Pour la troisième fois, je te pose la question : crois-tu, peux-tu croire que ces deux bandits armés jusqu’aux dents : le Capital et l’État, renonceront, sans y être absolument contraints, à l’armature de force qui, seule, permet au Capital d’exercer ses rapines et à l’État de maintenir son autorité ? Admets-tu, peux-t li admettre que l’Idée seule parviendra à briser les baïonnettes ? Admets-tu, peux-tu admettre la force efficiente d’une idée sans qu’elle arme le bras qui agit ?

Perçois-tu, peux-tu percevoir un moyen de briser les baïonnettes sur lesquelles l’État et le Capital s’appuient et par lesquelles ils défendent leurs usurpations et leurs crimes, un moyen qui exclurait l’usage d’autres baïonnettes aux mains de leurs ennemis ?

Espères-tu, peux-tu raisonnablement espérer que, pour faire tomber les murailles de cette nouvelle Jéricho : l’État, il suffira de porter en grande pompe l’arche d’alliance précédée de sept prêtres sonnant de la trompette et escortée par un peuple priant et silencieux ?

Il est impossible que tu possèdes une telle espérance.

Et alors ?

## DONNÉES EXTRAITES
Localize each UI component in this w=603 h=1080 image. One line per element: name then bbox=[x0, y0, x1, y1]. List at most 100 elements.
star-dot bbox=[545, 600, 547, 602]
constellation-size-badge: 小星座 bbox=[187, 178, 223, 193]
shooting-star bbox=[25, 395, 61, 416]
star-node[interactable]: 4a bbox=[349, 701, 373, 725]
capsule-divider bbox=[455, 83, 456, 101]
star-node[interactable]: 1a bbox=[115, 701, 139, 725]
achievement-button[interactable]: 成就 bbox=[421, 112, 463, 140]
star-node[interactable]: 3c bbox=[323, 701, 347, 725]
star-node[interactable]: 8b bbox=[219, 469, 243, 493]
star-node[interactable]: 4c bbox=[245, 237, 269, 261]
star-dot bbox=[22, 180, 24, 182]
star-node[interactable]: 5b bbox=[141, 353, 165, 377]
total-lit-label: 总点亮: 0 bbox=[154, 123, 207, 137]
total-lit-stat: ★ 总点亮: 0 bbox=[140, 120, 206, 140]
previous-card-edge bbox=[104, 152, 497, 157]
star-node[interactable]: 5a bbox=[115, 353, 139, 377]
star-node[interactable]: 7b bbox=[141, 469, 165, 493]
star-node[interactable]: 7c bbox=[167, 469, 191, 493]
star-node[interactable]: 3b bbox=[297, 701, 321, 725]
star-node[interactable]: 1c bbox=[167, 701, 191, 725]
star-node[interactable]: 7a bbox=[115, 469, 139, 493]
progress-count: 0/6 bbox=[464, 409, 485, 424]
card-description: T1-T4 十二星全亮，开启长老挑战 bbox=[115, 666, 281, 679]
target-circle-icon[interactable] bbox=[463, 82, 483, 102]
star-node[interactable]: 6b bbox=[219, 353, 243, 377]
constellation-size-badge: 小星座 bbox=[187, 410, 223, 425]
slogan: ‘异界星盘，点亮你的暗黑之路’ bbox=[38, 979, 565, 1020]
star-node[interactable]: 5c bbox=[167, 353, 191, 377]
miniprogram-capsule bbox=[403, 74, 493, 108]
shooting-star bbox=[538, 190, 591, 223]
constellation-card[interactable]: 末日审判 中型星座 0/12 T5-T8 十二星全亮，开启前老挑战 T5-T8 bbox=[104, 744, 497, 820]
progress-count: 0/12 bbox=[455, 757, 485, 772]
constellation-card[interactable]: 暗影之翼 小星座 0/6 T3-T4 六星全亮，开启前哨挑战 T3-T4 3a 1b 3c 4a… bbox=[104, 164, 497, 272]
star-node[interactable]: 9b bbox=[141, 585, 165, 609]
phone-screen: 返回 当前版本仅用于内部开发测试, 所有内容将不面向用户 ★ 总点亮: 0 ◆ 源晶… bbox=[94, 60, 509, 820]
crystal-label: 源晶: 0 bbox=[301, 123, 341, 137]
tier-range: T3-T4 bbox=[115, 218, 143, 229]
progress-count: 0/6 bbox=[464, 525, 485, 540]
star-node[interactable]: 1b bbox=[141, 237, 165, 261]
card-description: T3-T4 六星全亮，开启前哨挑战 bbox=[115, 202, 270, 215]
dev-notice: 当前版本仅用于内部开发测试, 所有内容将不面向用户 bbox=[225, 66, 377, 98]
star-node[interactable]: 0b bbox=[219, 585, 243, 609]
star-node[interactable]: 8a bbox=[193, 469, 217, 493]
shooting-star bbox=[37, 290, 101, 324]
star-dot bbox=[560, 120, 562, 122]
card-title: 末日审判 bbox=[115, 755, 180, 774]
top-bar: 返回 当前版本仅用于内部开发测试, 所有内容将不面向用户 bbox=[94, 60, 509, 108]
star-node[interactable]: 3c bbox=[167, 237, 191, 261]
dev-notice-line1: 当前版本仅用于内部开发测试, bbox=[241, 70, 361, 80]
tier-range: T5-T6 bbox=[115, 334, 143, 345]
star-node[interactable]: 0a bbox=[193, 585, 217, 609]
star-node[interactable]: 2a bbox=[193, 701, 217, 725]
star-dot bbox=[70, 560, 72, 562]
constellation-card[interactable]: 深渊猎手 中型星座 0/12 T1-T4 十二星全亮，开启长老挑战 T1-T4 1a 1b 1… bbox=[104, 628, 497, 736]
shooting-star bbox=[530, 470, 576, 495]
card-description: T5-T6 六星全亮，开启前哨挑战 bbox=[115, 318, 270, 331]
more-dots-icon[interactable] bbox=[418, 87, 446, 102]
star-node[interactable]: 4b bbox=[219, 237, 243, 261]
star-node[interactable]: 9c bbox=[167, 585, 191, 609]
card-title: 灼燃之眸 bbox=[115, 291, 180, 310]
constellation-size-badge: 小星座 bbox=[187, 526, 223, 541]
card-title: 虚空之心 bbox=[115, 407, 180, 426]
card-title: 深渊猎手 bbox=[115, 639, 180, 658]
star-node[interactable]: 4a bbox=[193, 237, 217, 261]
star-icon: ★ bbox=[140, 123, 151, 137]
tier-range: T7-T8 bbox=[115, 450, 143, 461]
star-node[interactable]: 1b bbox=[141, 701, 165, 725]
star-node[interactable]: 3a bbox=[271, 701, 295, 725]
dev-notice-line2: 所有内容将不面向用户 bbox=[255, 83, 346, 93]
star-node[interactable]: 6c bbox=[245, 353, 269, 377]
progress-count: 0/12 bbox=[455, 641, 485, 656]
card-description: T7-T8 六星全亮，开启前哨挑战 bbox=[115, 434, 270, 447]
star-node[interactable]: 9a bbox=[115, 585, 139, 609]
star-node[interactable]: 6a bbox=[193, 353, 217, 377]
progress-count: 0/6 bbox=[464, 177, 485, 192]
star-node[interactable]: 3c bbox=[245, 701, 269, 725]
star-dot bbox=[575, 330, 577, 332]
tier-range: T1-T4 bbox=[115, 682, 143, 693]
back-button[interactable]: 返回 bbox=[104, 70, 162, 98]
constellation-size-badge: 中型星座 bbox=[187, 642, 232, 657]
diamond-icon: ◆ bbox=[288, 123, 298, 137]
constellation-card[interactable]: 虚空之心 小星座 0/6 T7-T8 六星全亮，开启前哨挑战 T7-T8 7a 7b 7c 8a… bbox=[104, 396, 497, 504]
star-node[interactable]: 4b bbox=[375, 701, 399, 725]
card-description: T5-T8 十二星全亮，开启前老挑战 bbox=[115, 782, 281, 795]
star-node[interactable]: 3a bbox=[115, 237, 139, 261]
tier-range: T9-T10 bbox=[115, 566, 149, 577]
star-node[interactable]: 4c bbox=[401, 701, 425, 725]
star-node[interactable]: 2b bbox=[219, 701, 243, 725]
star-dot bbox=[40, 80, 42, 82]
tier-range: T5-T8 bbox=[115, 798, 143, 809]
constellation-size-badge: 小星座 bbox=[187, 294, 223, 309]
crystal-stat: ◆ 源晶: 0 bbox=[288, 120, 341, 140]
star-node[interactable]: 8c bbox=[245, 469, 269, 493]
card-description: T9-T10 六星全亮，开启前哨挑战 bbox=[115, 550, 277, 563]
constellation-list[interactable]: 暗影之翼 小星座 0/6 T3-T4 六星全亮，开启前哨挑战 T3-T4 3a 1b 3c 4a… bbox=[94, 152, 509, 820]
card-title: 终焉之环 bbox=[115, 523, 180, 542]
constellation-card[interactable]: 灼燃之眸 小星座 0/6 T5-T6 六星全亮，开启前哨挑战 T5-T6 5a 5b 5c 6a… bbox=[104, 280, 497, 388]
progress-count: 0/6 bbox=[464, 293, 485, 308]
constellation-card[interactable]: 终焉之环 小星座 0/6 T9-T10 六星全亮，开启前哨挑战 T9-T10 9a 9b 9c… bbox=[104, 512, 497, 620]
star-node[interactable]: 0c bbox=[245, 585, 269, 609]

## À FAIRE
• A. Pourriez-vous modifier les entrées, depuis la première jusqu'à la ligne contenant « shooting-star bbox=[538, 190, 591, 223] » comprise, en remplaçant « star-dot » par « star-marker » et en laissant tout le reste intact ?
• B. Pouvez-vous reprendre le texte sur l'État et le Capital et le poursuivre à partir de sa dernière phrase ?

## RÉPONSES FINALES
• A.
Localize each UI component in this w=603 h=1080 image. One line per element: name then bbox=[x0, y0, x1, y1]. List at most 100 elements.
star-marker bbox=[545, 600, 547, 602]
constellation-size-badge: 小星座 bbox=[187, 178, 223, 193]
shooting-star bbox=[25, 395, 61, 416]
star-node[interactable]: 4a bbox=[349, 701, 373, 725]
capsule-divider bbox=[455, 83, 456, 101]
star-node[interactable]: 1a bbox=[115, 701, 139, 725]
achievement-button[interactable]: 成就 bbox=[421, 112, 463, 140]
star-node[interactable]: 3c bbox=[323, 701, 347, 725]
star-node[interactable]: 8b bbox=[219, 469, 243, 493]
star-node[interactable]: 4c bbox=[245, 237, 269, 261]
star-marker bbox=[22, 180, 24, 182]
star-node[interactable]: 5b bbox=[141, 353, 165, 377]
total-lit-label: 总点亮: 0 bbox=[154, 123, 207, 137]
total-lit-stat: ★ 总点亮: 0 bbox=[140, 120, 206, 140]
previous-card-edge bbox=[104, 152, 497, 157]
star-node[interactable]: 5a bbox=[115, 353, 139, 377]
star-node[interactable]: 7b bbox=[141, 469, 165, 493]
star-node[interactable]: 7c bbox=[167, 469, 191, 493]
star-node[interactable]: 3b bbox=[297, 701, 321, 725]
star-node[interactable]: 1c bbox=[167, 701, 191, 725]
star-node[interactable]: 7a bbox=[115, 469, 139, 493]
progress-count: 0/6 bbox=[464, 409, 485, 424]
card-description: T1-T4 十二星全亮，开启长老挑战 bbox=[115, 666, 281, 679]
target-circle-icon[interactable] bbox=[463, 82, 483, 102]
star-node[interactable]: 6b bbox=[219, 353, 243, 377]
constellation-size-badge: 小星座 bbox=[187, 410, 223, 425]
slogan: ‘异界星盘，点亮你的暗黑之路’ bbox=[38, 979, 565, 1020]
star-node[interactable]: 5c bbox=[167, 353, 191, 377]
miniprogram-capsule bbox=[403, 74, 493, 108]
shooting-star bbox=[538, 190, 591, 223]

• B.
Alors, ne faudra-t-il pas de deux choses l’une :

ou bien attendre que le miracle se renouvelle et, dans ce cas, ce sera ajourner jusqu’à la consommation des siècles la Révolution qui, sans baïonnettes, brisera les baïonnettes ;

ou bien se résoudre à trouver des baïonnettes pour briser les baïonnettes.


D. — « Autoritaire, guerrier, césarien, Sorel ne se réclama jamais de l’idéal libertaire. Il sentait, s’il ne le savait, que la violence n’est pas anarchiste. »

C’est ainsi qu’Elosu termine son étude sur Sorel et le Sorellisme et c’est en ces termes que, au nom de l’idéal anarchiste, il condamne sans restriction aucune le recours à la violence.

Point n’est besoin d’une exceptionnelle perspicacité pour comprendre qu’entre Elosu et l’anarchiste que je suis, tout le présent débat est dans ces quelques mots : « la violence n’est pas anarchiste. »

Elosu a tôt fait d’affirmer que la violence n’est pas anarchiste ; et, s’il raisonne dans ce qu’on pourrait appeler l’absolu, s’il se cantonne dans le domaine de la spéculation philosophique et si, se refusant à faire état des réalités, il ne tient compte que de l’idée pure de l’Anarchisme en soi, il ne se trompe pas en déclarant que « la violence n’est pas anarchiste », car, spécifiquement, intrinsèquement, l’Anarchisme n’est pas violent, de même que la violence n’est pas spécifiquement, intrinsèquement anarchiste.

Sur le plan exclusivement spéculatif, j’irais volontiers plus loin qu’Elosu. Je ne me bornerais pas à dire comme lui que la violence n’est pas anarchiste, j’affirmerais que la violence est anti-anarchiste.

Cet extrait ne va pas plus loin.